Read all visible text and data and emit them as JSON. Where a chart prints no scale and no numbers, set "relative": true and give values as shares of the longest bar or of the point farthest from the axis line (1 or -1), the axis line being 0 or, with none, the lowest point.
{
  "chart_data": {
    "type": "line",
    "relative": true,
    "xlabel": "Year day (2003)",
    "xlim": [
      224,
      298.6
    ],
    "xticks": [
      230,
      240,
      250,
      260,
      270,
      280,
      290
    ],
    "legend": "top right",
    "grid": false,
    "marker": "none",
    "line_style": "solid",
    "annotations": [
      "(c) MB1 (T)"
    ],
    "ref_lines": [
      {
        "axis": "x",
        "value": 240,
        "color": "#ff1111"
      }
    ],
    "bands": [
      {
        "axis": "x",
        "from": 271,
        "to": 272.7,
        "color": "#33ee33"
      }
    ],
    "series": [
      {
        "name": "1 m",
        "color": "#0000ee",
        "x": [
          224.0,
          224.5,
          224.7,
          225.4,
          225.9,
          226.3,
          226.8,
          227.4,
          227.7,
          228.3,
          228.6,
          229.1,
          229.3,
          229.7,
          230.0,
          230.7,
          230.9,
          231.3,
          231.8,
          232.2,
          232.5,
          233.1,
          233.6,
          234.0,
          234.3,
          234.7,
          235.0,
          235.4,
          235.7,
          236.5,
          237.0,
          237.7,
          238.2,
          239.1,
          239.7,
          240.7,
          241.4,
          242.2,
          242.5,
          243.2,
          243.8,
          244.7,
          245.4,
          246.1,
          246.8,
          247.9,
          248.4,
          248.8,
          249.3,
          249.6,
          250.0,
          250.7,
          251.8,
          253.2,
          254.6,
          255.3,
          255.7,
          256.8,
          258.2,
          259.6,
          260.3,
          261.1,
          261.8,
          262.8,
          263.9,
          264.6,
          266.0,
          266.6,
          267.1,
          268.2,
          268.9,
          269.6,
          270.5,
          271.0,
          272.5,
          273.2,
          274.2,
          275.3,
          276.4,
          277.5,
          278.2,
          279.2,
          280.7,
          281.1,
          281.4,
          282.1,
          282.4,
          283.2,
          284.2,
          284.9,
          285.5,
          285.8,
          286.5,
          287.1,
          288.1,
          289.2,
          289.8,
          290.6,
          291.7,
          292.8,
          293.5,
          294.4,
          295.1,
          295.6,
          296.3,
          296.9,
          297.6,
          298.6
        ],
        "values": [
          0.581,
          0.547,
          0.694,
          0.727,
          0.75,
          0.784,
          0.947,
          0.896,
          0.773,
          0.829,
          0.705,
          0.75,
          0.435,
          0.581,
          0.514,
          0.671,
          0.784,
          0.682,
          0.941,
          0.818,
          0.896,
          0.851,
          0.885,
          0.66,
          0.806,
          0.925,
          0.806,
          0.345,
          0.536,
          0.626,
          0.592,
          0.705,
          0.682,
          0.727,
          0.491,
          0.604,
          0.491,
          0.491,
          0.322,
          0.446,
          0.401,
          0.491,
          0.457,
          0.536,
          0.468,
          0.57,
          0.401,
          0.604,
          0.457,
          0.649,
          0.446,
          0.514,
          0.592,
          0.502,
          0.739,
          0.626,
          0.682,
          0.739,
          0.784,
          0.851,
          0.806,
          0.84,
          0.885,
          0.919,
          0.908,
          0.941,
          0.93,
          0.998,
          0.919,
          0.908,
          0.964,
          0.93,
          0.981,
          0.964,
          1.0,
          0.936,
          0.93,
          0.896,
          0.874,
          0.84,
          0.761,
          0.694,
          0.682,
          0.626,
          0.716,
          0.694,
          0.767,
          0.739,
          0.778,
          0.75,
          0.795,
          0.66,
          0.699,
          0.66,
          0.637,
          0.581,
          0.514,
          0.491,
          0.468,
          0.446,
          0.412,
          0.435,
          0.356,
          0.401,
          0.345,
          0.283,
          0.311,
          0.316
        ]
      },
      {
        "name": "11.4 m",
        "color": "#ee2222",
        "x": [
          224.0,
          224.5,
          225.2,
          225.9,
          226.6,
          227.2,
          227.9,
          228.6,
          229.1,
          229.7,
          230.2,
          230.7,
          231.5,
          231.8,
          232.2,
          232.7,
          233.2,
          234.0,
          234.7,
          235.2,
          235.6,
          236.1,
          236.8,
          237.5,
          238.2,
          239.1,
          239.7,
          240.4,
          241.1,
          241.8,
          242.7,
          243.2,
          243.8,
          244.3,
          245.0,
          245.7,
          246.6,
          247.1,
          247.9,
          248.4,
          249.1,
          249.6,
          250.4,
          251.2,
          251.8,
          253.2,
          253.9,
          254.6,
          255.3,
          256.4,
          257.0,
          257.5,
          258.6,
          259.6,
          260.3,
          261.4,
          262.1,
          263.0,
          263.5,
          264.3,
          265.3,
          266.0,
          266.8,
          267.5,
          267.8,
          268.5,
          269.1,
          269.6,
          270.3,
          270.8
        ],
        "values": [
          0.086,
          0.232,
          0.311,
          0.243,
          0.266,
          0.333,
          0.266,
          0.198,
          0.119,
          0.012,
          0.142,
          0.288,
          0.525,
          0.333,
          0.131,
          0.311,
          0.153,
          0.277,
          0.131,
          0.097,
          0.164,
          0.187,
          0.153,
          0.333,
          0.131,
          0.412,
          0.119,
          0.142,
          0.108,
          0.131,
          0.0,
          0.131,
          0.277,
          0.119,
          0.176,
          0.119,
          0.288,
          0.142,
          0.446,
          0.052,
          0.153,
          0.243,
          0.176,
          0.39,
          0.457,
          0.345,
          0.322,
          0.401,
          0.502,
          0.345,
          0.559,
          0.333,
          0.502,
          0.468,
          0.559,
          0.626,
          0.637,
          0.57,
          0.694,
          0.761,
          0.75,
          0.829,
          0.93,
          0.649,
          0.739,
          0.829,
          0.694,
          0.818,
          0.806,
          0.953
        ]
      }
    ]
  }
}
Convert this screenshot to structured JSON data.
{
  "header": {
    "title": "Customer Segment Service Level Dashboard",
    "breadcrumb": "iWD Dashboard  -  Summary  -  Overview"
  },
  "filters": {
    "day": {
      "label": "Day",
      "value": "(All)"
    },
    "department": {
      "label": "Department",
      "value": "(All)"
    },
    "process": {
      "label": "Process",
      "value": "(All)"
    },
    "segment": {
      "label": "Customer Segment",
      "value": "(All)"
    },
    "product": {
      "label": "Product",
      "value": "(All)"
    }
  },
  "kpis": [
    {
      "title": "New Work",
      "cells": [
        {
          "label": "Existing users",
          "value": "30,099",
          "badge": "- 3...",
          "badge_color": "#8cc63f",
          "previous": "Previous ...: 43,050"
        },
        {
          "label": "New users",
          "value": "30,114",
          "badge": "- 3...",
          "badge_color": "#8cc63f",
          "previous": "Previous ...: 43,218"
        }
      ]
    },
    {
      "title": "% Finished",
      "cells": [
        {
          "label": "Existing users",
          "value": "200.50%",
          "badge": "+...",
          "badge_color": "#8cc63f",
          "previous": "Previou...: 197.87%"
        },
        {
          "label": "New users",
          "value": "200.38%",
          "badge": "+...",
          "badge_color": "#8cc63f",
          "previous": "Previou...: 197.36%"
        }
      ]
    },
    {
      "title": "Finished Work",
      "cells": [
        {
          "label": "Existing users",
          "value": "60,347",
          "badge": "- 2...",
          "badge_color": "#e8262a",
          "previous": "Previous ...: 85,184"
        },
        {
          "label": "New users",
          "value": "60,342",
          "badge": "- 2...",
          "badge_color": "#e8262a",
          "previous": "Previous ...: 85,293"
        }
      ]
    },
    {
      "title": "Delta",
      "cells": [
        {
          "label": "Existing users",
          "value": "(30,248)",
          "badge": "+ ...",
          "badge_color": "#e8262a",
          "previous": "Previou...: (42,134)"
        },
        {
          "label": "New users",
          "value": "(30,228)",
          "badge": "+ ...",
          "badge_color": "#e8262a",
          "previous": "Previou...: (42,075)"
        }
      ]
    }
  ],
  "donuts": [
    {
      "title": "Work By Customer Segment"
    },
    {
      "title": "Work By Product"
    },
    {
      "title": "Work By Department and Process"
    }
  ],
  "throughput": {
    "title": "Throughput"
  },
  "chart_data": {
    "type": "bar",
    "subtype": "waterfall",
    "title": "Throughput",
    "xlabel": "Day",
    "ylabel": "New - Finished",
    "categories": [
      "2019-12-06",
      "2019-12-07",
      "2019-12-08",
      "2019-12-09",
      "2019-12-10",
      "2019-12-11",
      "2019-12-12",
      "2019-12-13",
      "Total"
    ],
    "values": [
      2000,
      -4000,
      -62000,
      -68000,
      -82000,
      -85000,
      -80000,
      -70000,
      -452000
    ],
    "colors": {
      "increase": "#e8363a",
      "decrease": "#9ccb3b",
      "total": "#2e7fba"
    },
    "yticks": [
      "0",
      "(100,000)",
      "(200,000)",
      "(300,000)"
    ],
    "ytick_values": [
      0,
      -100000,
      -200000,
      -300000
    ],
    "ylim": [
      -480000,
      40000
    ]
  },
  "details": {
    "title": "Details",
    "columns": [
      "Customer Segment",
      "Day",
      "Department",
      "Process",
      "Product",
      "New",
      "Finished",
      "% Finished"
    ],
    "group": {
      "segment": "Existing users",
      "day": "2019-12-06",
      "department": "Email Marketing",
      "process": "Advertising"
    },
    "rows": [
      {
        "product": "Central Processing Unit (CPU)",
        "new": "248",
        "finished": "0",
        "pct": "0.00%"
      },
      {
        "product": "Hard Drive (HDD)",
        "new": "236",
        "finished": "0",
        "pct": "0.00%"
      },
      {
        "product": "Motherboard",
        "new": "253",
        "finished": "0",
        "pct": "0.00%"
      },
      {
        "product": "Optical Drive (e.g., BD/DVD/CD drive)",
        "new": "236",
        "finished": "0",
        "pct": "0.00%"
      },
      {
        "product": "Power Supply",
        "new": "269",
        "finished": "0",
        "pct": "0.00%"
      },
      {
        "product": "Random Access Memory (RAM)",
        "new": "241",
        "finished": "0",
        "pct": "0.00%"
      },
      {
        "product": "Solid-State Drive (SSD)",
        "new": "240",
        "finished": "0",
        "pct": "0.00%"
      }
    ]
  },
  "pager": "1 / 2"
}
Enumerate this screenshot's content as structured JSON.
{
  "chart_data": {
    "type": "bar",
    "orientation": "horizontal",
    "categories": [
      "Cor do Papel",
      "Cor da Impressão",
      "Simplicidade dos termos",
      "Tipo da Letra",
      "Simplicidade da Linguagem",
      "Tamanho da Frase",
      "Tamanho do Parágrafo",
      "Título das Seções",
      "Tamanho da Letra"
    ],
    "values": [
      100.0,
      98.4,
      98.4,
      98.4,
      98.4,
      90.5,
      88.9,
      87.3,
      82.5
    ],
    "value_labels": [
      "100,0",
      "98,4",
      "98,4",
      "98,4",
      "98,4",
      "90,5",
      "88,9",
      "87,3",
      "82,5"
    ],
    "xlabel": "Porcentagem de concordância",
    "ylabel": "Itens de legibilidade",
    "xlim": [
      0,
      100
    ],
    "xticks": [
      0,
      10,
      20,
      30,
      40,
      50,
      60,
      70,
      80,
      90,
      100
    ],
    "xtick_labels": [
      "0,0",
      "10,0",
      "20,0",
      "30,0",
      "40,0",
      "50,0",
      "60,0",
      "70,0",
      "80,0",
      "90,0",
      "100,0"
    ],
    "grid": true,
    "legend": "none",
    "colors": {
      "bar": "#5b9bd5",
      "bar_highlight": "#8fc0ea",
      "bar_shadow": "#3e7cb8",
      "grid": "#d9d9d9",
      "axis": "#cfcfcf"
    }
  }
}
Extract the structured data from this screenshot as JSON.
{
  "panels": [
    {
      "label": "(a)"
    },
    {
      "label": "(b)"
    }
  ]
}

Exercise requirements:
Return from the data every line that holds "Customer".

Complete response:
    "title": "Customer Segment Service Level Dashboard",
      "label": "Customer Segment",
      "title": "Work By Customer Segment"
      "Customer Segment",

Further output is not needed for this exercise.